REQUIREMENTS: Using the listing below, copy every line that mentions "بترتيب".

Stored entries

## Start

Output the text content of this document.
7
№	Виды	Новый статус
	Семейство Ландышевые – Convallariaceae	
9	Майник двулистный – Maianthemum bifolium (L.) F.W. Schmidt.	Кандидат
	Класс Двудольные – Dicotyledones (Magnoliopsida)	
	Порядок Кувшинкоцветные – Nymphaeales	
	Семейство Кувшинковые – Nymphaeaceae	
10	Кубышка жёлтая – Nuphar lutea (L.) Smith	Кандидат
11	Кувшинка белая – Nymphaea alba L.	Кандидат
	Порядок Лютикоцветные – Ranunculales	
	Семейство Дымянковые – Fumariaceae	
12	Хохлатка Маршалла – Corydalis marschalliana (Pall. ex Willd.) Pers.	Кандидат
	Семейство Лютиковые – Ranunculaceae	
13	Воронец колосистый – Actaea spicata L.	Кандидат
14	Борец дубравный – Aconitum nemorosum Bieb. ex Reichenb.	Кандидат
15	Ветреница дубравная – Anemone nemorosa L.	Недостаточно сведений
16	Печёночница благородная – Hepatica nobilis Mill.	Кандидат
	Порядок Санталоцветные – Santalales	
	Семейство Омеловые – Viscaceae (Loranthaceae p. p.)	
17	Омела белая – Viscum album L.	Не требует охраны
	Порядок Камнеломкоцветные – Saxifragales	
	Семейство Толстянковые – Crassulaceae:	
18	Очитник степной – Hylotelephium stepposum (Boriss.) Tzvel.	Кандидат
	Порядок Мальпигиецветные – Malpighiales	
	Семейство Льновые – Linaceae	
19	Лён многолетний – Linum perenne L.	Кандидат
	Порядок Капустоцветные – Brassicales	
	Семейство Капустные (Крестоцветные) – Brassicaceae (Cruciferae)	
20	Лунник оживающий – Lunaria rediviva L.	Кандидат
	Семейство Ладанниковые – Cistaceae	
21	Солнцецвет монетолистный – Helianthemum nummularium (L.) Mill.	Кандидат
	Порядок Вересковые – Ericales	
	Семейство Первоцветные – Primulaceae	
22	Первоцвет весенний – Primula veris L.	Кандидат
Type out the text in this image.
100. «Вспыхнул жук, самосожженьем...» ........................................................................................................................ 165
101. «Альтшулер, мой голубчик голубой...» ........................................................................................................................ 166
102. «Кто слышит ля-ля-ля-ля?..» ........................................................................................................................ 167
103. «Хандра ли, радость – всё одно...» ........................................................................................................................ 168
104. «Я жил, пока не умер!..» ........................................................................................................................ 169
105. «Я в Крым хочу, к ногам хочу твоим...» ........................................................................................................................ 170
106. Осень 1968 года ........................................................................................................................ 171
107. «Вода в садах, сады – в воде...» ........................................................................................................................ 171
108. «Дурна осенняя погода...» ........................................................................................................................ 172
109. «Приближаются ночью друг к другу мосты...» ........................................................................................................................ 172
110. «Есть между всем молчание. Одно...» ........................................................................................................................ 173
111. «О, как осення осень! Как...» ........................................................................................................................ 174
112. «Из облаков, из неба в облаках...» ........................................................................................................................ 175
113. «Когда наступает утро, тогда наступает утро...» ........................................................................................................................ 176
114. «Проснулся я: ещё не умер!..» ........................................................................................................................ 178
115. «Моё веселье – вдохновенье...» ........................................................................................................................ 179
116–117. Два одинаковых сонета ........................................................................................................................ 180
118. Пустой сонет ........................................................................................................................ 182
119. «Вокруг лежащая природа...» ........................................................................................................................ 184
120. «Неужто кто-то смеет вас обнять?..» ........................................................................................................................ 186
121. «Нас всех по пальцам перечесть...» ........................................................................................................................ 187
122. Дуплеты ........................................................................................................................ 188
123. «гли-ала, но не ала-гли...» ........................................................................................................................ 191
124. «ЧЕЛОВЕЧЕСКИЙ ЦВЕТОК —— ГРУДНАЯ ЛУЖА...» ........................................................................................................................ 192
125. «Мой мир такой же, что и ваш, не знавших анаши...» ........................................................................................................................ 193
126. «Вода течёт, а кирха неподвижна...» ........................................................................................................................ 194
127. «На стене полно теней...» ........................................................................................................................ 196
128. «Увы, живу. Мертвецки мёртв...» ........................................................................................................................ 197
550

## End
## Start

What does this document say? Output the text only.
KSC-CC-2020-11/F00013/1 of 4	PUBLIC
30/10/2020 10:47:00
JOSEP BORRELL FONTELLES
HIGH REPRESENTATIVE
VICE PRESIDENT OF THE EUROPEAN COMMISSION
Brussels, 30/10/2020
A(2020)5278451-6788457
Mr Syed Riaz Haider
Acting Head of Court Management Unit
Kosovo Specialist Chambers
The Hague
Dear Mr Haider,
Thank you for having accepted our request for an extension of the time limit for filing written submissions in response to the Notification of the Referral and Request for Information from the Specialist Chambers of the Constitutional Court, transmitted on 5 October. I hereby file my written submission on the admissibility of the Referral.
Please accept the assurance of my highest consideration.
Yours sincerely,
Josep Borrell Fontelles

## End
## Start

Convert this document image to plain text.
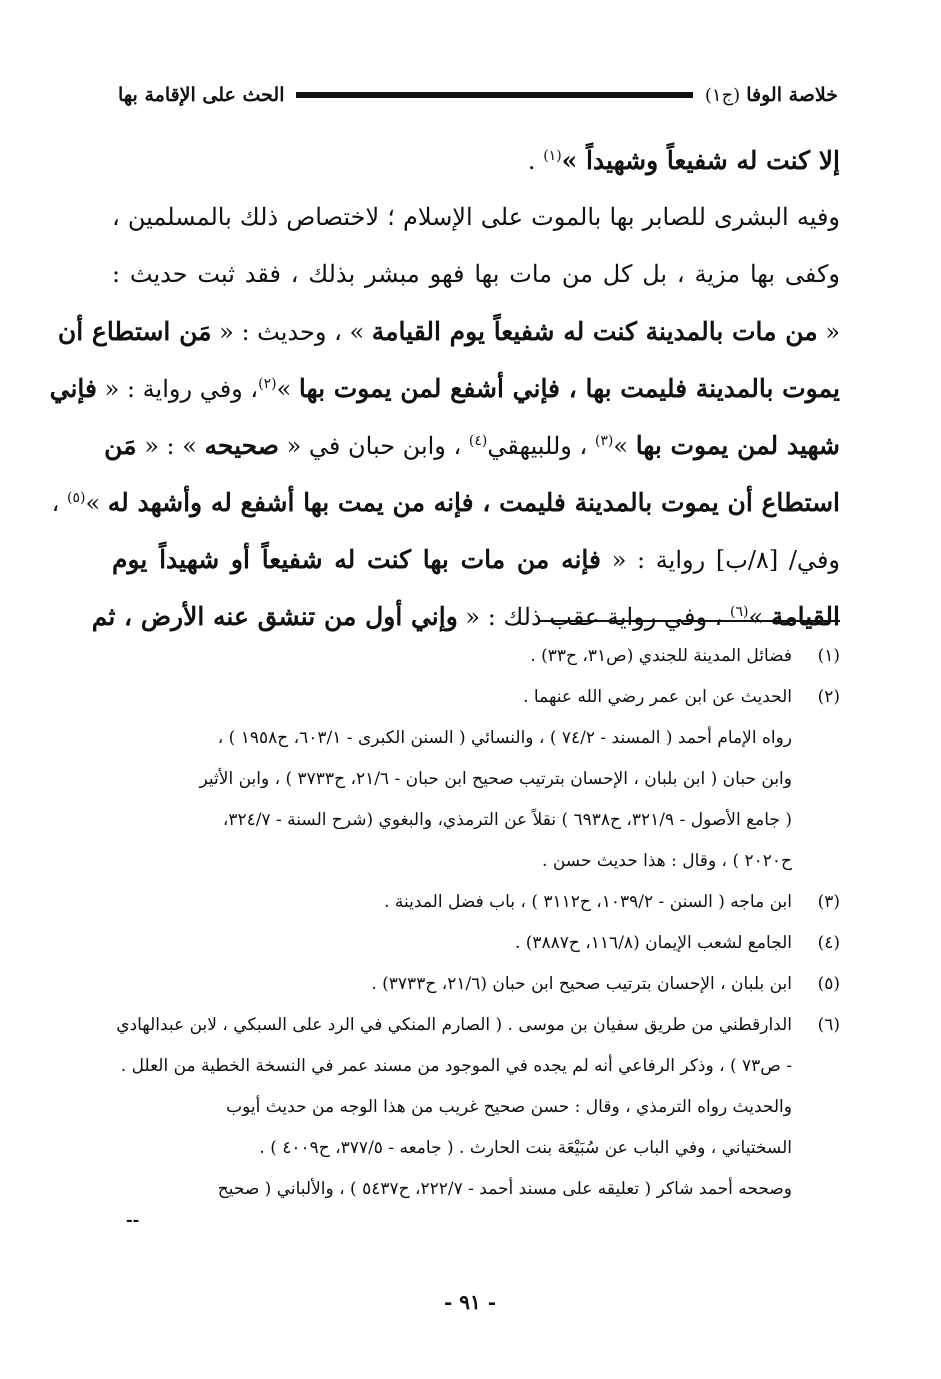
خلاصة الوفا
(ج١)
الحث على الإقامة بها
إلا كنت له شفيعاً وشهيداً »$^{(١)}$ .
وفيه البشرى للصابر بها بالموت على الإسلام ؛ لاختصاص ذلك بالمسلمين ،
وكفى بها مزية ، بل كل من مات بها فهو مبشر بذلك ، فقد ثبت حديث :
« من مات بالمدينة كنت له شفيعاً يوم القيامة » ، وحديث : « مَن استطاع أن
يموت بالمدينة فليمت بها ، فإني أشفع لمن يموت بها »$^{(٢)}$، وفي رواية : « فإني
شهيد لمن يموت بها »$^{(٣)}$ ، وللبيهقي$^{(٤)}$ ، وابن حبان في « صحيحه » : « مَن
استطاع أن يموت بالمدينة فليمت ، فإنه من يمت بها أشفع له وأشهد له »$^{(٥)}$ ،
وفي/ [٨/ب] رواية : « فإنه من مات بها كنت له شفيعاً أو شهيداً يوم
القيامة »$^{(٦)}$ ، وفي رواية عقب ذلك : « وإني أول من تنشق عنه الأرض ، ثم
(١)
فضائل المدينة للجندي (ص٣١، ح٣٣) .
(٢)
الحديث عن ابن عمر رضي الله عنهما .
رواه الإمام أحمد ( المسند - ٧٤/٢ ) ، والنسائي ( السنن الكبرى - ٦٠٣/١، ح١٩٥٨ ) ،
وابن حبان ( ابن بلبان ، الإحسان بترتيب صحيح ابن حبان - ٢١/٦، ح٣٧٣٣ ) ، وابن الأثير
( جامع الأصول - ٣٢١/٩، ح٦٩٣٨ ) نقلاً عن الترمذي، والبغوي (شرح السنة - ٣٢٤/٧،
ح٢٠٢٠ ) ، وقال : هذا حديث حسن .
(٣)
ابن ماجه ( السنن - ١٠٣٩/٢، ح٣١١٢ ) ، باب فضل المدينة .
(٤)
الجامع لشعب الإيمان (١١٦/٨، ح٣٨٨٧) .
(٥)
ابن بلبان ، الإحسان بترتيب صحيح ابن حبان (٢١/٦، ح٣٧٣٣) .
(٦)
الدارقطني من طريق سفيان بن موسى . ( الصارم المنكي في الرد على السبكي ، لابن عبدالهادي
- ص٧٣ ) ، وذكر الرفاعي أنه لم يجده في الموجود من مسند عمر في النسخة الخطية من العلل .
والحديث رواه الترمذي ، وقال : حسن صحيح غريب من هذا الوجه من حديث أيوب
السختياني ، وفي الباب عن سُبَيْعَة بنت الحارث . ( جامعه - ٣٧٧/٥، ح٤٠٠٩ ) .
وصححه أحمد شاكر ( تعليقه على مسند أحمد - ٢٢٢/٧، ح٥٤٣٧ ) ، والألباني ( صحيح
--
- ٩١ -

## End

THE ANSWER:
وابن حبان ( ابن بلبان ، الإحسان بترتيب صحيح ابن حبان - ٢١/٦، ح٣٧٣٣ ) ، وابن الأثير
ابن بلبان ، الإحسان بترتيب صحيح ابن حبان (٢١/٦، ح٣٧٣٣) .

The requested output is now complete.